• _Job_: Every record below should be printed exactly as it appears.

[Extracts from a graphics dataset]
^^^^^^^^

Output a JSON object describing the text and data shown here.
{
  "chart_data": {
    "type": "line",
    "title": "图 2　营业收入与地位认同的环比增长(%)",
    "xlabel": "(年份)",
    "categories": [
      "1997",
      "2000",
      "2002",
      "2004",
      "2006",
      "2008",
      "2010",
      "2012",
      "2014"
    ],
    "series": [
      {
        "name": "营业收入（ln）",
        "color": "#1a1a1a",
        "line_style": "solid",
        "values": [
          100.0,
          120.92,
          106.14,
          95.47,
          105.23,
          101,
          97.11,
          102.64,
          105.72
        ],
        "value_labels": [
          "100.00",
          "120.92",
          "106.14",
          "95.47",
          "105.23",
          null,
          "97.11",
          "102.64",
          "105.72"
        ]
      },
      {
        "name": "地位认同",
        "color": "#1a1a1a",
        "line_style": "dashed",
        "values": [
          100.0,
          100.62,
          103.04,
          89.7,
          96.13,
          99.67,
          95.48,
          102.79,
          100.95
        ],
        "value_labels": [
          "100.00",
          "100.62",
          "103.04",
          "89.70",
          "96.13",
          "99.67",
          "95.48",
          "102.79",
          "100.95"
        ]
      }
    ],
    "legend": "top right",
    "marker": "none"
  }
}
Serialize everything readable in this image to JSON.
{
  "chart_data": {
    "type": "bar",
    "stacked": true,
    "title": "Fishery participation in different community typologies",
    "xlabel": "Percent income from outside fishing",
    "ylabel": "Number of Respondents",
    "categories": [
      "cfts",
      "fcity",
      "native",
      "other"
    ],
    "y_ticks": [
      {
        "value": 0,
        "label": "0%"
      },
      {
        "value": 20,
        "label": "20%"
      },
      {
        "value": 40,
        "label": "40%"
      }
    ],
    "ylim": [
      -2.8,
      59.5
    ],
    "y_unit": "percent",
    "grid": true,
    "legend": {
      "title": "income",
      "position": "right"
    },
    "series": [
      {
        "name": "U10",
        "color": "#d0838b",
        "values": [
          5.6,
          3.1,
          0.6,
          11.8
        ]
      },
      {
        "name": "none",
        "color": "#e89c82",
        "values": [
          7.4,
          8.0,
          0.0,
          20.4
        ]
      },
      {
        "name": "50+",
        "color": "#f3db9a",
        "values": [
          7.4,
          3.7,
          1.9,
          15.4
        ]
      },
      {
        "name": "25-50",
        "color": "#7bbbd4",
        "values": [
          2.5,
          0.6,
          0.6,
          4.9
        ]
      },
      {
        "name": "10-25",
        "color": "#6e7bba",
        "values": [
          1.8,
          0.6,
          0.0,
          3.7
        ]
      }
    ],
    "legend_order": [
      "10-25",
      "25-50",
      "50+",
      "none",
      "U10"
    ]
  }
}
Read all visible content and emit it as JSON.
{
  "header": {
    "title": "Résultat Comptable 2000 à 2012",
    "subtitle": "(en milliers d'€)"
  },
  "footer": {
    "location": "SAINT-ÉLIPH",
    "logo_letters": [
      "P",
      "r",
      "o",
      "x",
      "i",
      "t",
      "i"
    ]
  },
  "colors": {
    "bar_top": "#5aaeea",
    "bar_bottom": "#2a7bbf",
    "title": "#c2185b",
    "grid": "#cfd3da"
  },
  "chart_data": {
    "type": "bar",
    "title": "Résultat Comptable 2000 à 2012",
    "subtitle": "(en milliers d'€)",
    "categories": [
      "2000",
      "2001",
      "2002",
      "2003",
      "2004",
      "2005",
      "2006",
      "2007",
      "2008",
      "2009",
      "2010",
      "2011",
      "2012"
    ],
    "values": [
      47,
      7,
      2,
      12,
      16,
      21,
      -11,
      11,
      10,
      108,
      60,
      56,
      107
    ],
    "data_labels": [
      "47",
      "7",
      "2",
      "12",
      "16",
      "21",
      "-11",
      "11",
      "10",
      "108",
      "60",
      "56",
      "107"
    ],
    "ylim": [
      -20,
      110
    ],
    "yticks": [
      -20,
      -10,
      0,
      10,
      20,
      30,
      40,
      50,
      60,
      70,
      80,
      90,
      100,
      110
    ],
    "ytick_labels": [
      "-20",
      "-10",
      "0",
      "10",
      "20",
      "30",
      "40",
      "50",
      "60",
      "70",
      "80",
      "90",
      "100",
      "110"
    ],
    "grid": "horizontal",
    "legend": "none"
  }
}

^^^^^^^^

• _Task output_:
Output a JSON object describing the text and data shown here.
{
  "chart_data": {
    "type": "line",
    "title": "图 2　营业收入与地位认同的环比增长(%)",
    "xlabel": "(年份)",
    "categories": [
      "1997",
      "2000",
      "2002",
      "2004",
      "2006",
      "2008",
      "2010",
      "2012",
      "2014"
    ],
    "series": [
      {
        "name": "营业收入（ln）",
        "color": "#1a1a1a",
        "line_style": "solid",
        "values": [
          100.0,
          120.92,
          106.14,
          95.47,
          105.23,
          101,
          97.11,
          102.64,
          105.72
        ],
        "value_labels": [
          "100.00",
          "120.92",
          "106.14",
          "95.47",
          "105.23",
          null,
          "97.11",
          "102.64",
          "105.72"
        ]
      },
      {
        "name": "地位认同",
        "color": "#1a1a1a",
        "line_style": "dashed",
        "values": [
          100.0,
          100.62,
          103.04,
          89.7,
          96.13,
          99.67,
          95.48,
          102.79,
          100.95
        ],
        "value_labels": [
          "100.00",
          "100.62",
          "103.04",
          "89.70",
          "96.13",
          "99.67",
          "95.48",
          "102.79",
          "100.95"
        ]
      }
    ],
    "legend": "top right",
    "marker": "none"
  }
}
Serialize everything readable in this image to JSON.
{
  "chart_data": {
    "type": "bar",
    "stacked": true,
    "title": "Fishery participation in different community typologies",
    "xlabel": "Percent income from outside fishing",
    "ylabel": "Number of Respondents",
    "categories": [
      "cfts",
      "fcity",
      "native",
      "other"
    ],
    "y_ticks": [
      {
        "value": 0,
        "label": "0%"
      },
      {
        "value": 20,
        "label": "20%"
      },
      {
        "value": 40,
        "label": "40%"
      }
    ],
    "ylim": [
      -2.8,
      59.5
    ],
    "y_unit": "percent",
    "grid": true,
    "legend": {
      "title": "income",
      "position": "right"
    },
    "series": [
      {
        "name": "U10",
        "color": "#d0838b",
        "values": [
          5.6,
          3.1,
          0.6,
          11.8
        ]
      },
      {
        "name": "none",
        "color": "#e89c82",
        "values": [
          7.4,
          8.0,
          0.0,
          20.4
        ]
      },
      {
        "name": "50+",
        "color": "#f3db9a",
        "values": [
          7.4,
          3.7,
          1.9,
          15.4
        ]
      },
      {
        "name": "25-50",
        "color": "#7bbbd4",
        "values": [
          2.5,
          0.6,
          0.6,
          4.9
        ]
      },
      {
        "name": "10-25",
        "color": "#6e7bba",
        "values": [
          1.8,
          0.6,
          0.0,
          3.7
        ]
      }
    ],
    "legend_order": [
      "10-25",
      "25-50",
      "50+",
      "none",
      "U10"
    ]
  }
}
Read all visible content and emit it as JSON.
{
  "header": {
    "title": "Résultat Comptable 2000 à 2012",
    "subtitle": "(en milliers d'€)"
  },
  "footer": {
    "location": "SAINT-ÉLIPH",
    "logo_letters": [
      "P",
      "r",
      "o",
      "x",
      "i",
      "t",
      "i"
    ]
  },
  "colors": {
    "bar_top": "#5aaeea",
    "bar_bottom": "#2a7bbf",
    "title": "#c2185b",
    "grid": "#cfd3da"
  },
  "chart_data": {
    "type": "bar",
    "title": "Résultat Comptable 2000 à 2012",
    "subtitle": "(en milliers d'€)",
    "categories": [
      "2000",
      "2001",
      "2002",
      "2003",
      "2004",
      "2005",
      "2006",
      "2007",
      "2008",
      "2009",
      "2010",
      "2011",
      "2012"
    ],
    "values": [
      47,
      7,
      2,
      12,
      16,
      21,
      -11,
      11,
      10,
      108,
      60,
      56,
      107
    ],
    "data_labels": [
      "47",
      "7",
      "2",
      "12",
      "16",
      "21",
      "-11",
      "11",
      "10",
      "108",
      "60",
      "56",
      "107"
    ],
    "ylim": [
      -20,
      110
    ],
    "yticks": [
      -20,
      -10,
      0,
      10,
      20,
      30,
      40,
      50,
      60,
      70,
      80,
      90,
      100,
      110
    ],
    "ytick_labels": [
      "-20",
      "-10",
      "0",
      "10",
      "20",
      "30",
      "40",
      "50",
      "60",
      "70",
      "80",
      "90",
      "100",
      "110"
    ],
    "grid": "horizontal",
    "legend": "none"
  }
}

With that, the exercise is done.